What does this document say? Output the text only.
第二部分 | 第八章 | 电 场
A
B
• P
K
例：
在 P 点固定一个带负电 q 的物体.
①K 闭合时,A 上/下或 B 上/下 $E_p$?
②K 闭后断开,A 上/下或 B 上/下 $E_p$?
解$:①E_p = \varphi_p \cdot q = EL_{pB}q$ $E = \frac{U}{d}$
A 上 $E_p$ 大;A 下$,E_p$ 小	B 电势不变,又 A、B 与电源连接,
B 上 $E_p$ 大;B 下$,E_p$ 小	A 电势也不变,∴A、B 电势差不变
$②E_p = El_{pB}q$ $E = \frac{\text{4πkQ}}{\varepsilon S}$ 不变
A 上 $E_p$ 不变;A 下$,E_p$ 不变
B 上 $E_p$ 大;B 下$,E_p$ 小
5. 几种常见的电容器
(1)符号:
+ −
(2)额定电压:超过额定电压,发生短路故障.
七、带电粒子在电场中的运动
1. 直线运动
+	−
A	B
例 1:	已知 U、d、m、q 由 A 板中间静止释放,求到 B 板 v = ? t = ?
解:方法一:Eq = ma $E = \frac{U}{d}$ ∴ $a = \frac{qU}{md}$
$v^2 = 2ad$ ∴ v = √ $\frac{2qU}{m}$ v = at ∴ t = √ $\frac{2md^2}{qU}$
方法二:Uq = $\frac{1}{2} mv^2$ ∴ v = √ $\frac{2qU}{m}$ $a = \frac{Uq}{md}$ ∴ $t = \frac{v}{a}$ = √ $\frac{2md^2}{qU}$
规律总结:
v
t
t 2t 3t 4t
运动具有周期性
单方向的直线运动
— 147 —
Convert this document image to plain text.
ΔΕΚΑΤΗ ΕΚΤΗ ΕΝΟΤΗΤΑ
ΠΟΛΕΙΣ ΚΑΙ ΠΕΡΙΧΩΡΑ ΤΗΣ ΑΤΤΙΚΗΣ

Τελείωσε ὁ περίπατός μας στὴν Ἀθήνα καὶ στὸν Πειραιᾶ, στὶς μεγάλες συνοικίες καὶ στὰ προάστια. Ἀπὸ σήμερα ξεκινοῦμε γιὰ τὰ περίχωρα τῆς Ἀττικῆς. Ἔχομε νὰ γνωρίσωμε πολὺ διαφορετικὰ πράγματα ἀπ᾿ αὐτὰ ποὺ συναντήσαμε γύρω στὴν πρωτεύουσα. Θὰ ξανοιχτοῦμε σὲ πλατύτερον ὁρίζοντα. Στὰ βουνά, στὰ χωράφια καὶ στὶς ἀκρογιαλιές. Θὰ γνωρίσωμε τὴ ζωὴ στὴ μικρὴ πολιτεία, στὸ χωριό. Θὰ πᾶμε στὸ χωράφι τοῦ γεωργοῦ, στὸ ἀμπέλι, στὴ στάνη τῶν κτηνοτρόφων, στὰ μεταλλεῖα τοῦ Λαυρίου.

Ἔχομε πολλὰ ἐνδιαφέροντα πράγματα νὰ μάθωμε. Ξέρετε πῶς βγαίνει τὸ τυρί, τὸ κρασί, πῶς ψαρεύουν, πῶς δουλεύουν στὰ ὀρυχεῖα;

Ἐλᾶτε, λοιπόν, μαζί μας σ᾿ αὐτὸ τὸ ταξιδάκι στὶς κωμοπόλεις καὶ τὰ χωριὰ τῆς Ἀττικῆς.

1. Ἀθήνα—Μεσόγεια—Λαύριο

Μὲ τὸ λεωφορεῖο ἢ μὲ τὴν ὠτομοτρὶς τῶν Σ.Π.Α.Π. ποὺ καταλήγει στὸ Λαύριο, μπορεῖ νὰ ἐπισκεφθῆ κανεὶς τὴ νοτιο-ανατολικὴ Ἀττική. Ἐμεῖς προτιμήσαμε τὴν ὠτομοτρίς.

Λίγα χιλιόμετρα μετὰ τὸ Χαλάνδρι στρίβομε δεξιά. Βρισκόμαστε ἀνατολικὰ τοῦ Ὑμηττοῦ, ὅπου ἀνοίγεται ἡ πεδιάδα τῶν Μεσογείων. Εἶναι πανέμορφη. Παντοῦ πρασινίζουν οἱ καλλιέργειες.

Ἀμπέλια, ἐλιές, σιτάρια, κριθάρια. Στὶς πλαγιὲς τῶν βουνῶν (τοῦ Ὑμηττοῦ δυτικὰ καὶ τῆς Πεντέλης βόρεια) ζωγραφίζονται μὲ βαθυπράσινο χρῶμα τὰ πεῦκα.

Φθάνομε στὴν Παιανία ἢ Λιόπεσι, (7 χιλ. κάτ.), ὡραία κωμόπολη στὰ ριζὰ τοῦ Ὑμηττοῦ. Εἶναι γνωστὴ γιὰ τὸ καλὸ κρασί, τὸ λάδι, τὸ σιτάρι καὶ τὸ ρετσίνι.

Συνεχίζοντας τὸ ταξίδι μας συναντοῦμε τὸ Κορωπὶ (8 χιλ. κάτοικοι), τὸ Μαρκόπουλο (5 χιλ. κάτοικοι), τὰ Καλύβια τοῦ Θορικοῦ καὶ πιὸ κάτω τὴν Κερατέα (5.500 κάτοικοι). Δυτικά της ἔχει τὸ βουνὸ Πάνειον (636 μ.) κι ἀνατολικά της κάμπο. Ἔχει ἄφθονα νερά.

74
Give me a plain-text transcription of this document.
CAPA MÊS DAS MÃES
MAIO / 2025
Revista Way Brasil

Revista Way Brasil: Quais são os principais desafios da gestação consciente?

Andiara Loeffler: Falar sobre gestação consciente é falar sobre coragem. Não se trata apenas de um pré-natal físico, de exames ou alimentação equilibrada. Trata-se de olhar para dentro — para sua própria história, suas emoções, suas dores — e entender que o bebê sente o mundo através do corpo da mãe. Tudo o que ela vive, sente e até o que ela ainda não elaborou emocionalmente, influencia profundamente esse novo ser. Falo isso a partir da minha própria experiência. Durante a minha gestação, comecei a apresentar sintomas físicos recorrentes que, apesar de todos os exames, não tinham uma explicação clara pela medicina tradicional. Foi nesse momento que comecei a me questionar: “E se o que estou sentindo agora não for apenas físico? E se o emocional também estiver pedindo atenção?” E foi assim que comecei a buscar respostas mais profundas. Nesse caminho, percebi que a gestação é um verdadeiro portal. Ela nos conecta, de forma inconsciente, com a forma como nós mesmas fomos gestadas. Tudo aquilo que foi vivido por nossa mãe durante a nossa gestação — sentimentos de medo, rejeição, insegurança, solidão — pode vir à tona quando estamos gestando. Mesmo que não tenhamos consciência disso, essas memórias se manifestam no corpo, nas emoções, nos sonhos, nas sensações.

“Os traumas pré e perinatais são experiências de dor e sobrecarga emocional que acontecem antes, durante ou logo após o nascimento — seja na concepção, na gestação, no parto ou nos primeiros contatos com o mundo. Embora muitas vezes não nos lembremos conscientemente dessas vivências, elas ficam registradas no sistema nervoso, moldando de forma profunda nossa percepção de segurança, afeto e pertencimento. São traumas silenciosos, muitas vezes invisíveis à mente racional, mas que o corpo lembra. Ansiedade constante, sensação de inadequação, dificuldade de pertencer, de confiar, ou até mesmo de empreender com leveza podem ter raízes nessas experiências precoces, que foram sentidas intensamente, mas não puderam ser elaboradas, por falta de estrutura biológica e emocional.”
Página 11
◆ ◆ ◆ ◆ ◆
Repeat the lines above exactly.

What does this document say? Output the text only.
第二部分 | 第八章 | 电 场
A
B
• P
K
例：
在 P 点固定一个带负电 q 的物体.
①K 闭合时,A 上/下或 B 上/下 $E_p$?
②K 闭后断开,A 上/下或 B 上/下 $E_p$?
解$:①E_p = \varphi_p \cdot q = EL_{pB}q$ $E = \frac{U}{d}$
A 上 $E_p$ 大;A 下$,E_p$ 小	B 电势不变,又 A、B 与电源连接,
B 上 $E_p$ 大;B 下$,E_p$ 小	A 电势也不变,∴A、B 电势差不变
$②E_p = El_{pB}q$ $E = \frac{\text{4πkQ}}{\varepsilon S}$ 不变
A 上 $E_p$ 不变;A 下$,E_p$ 不变
B 上 $E_p$ 大;B 下$,E_p$ 小
5. 几种常见的电容器
(1)符号:
+ −
(2)额定电压:超过额定电压,发生短路故障.
七、带电粒子在电场中的运动
1. 直线运动
+	−
A	B
例 1:	已知 U、d、m、q 由 A 板中间静止释放,求到 B 板 v = ? t = ?
解:方法一:Eq = ma $E = \frac{U}{d}$ ∴ $a = \frac{qU}{md}$
$v^2 = 2ad$ ∴ v = √ $\frac{2qU}{m}$ v = at ∴ t = √ $\frac{2md^2}{qU}$
方法二:Uq = $\frac{1}{2} mv^2$ ∴ v = √ $\frac{2qU}{m}$ $a = \frac{Uq}{md}$ ∴ $t = \frac{v}{a}$ = √ $\frac{2md^2}{qU}$
规律总结:
v
t
t 2t 3t 4t
运动具有周期性
单方向的直线运动
— 147 —
Convert this document image to plain text.
ΔΕΚΑΤΗ ΕΚΤΗ ΕΝΟΤΗΤΑ
ΠΟΛΕΙΣ ΚΑΙ ΠΕΡΙΧΩΡΑ ΤΗΣ ΑΤΤΙΚΗΣ

Τελείωσε ὁ περίπατός μας στὴν Ἀθήνα καὶ στὸν Πειραιᾶ, στὶς μεγάλες συνοικίες καὶ στὰ προάστια. Ἀπὸ σήμερα ξεκινοῦμε γιὰ τὰ περίχωρα τῆς Ἀττικῆς. Ἔχομε νὰ γνωρίσωμε πολὺ διαφορετικὰ πράγματα ἀπ᾿ αὐτὰ ποὺ συναντήσαμε γύρω στὴν πρωτεύουσα. Θὰ ξανοιχτοῦμε σὲ πλατύτερον ὁρίζοντα. Στὰ βουνά, στὰ χωράφια καὶ στὶς ἀκρογιαλιές. Θὰ γνωρίσωμε τὴ ζωὴ στὴ μικρὴ πολιτεία, στὸ χωριό. Θὰ πᾶμε στὸ χωράφι τοῦ γεωργοῦ, στὸ ἀμπέλι, στὴ στάνη τῶν κτηνοτρόφων, στὰ μεταλλεῖα τοῦ Λαυρίου.

Ἔχομε πολλὰ ἐνδιαφέροντα πράγματα νὰ μάθωμε. Ξέρετε πῶς βγαίνει τὸ τυρί, τὸ κρασί, πῶς ψαρεύουν, πῶς δουλεύουν στὰ ὀρυχεῖα;

Ἐλᾶτε, λοιπόν, μαζί μας σ᾿ αὐτὸ τὸ ταξιδάκι στὶς κωμοπόλεις καὶ τὰ χωριὰ τῆς Ἀττικῆς.

1. Ἀθήνα—Μεσόγεια—Λαύριο

Μὲ τὸ λεωφορεῖο ἢ μὲ τὴν ὠτομοτρὶς τῶν Σ.Π.Α.Π. ποὺ καταλήγει στὸ Λαύριο, μπορεῖ νὰ ἐπισκεφθῆ κανεὶς τὴ νοτιο-ανατολικὴ Ἀττική. Ἐμεῖς προτιμήσαμε τὴν ὠτομοτρίς.

Λίγα χιλιόμετρα μετὰ τὸ Χαλάνδρι στρίβομε δεξιά. Βρισκόμαστε ἀνατολικὰ τοῦ Ὑμηττοῦ, ὅπου ἀνοίγεται ἡ πεδιάδα τῶν Μεσογείων. Εἶναι πανέμορφη. Παντοῦ πρασινίζουν οἱ καλλιέργειες.

Ἀμπέλια, ἐλιές, σιτάρια, κριθάρια. Στὶς πλαγιὲς τῶν βουνῶν (τοῦ Ὑμηττοῦ δυτικὰ καὶ τῆς Πεντέλης βόρεια) ζωγραφίζονται μὲ βαθυπράσινο χρῶμα τὰ πεῦκα.

Φθάνομε στὴν Παιανία ἢ Λιόπεσι, (7 χιλ. κάτ.), ὡραία κωμόπολη στὰ ριζὰ τοῦ Ὑμηττοῦ. Εἶναι γνωστὴ γιὰ τὸ καλὸ κρασί, τὸ λάδι, τὸ σιτάρι καὶ τὸ ρετσίνι.

Συνεχίζοντας τὸ ταξίδι μας συναντοῦμε τὸ Κορωπὶ (8 χιλ. κάτοικοι), τὸ Μαρκόπουλο (5 χιλ. κάτοικοι), τὰ Καλύβια τοῦ Θορικοῦ καὶ πιὸ κάτω τὴν Κερατέα (5.500 κάτοικοι). Δυτικά της ἔχει τὸ βουνὸ Πάνειον (636 μ.) κι ἀνατολικά της κάμπο. Ἔχει ἄφθονα νερά.

74
Give me a plain-text transcription of this document.
CAPA MÊS DAS MÃES
MAIO / 2025
Revista Way Brasil

Revista Way Brasil: Quais são os principais desafios da gestação consciente?

Andiara Loeffler: Falar sobre gestação consciente é falar sobre coragem. Não se trata apenas de um pré-natal físico, de exames ou alimentação equilibrada. Trata-se de olhar para dentro — para sua própria história, suas emoções, suas dores — e entender que o bebê sente o mundo através do corpo da mãe. Tudo o que ela vive, sente e até o que ela ainda não elaborou emocionalmente, influencia profundamente esse novo ser. Falo isso a partir da minha própria experiência. Durante a minha gestação, comecei a apresentar sintomas físicos recorrentes que, apesar de todos os exames, não tinham uma explicação clara pela medicina tradicional. Foi nesse momento que comecei a me questionar: “E se o que estou sentindo agora não for apenas físico? E se o emocional também estiver pedindo atenção?” E foi assim que comecei a buscar respostas mais profundas. Nesse caminho, percebi que a gestação é um verdadeiro portal. Ela nos conecta, de forma inconsciente, com a forma como nós mesmas fomos gestadas. Tudo aquilo que foi vivido por nossa mãe durante a nossa gestação — sentimentos de medo, rejeição, insegurança, solidão — pode vir à tona quando estamos gestando. Mesmo que não tenhamos consciência disso, essas memórias se manifestam no corpo, nas emoções, nos sonhos, nas sensações.

“Os traumas pré e perinatais são experiências de dor e sobrecarga emocional que acontecem antes, durante ou logo após o nascimento — seja na concepção, na gestação, no parto ou nos primeiros contatos com o mundo. Embora muitas vezes não nos lembremos conscientemente dessas vivências, elas ficam registradas no sistema nervoso, moldando de forma profunda nossa percepção de segurança, afeto e pertencimento. São traumas silenciosos, muitas vezes invisíveis à mente racional, mas que o corpo lembra. Ansiedade constante, sensação de inadequação, dificuldade de pertencer, de confiar, ou até mesmo de empreender com leveza podem ter raízes nessas experiências precoces, que foram sentidas intensamente, mas não puderam ser elaboradas, por falta de estrutura biológica e emocional.”
Página 11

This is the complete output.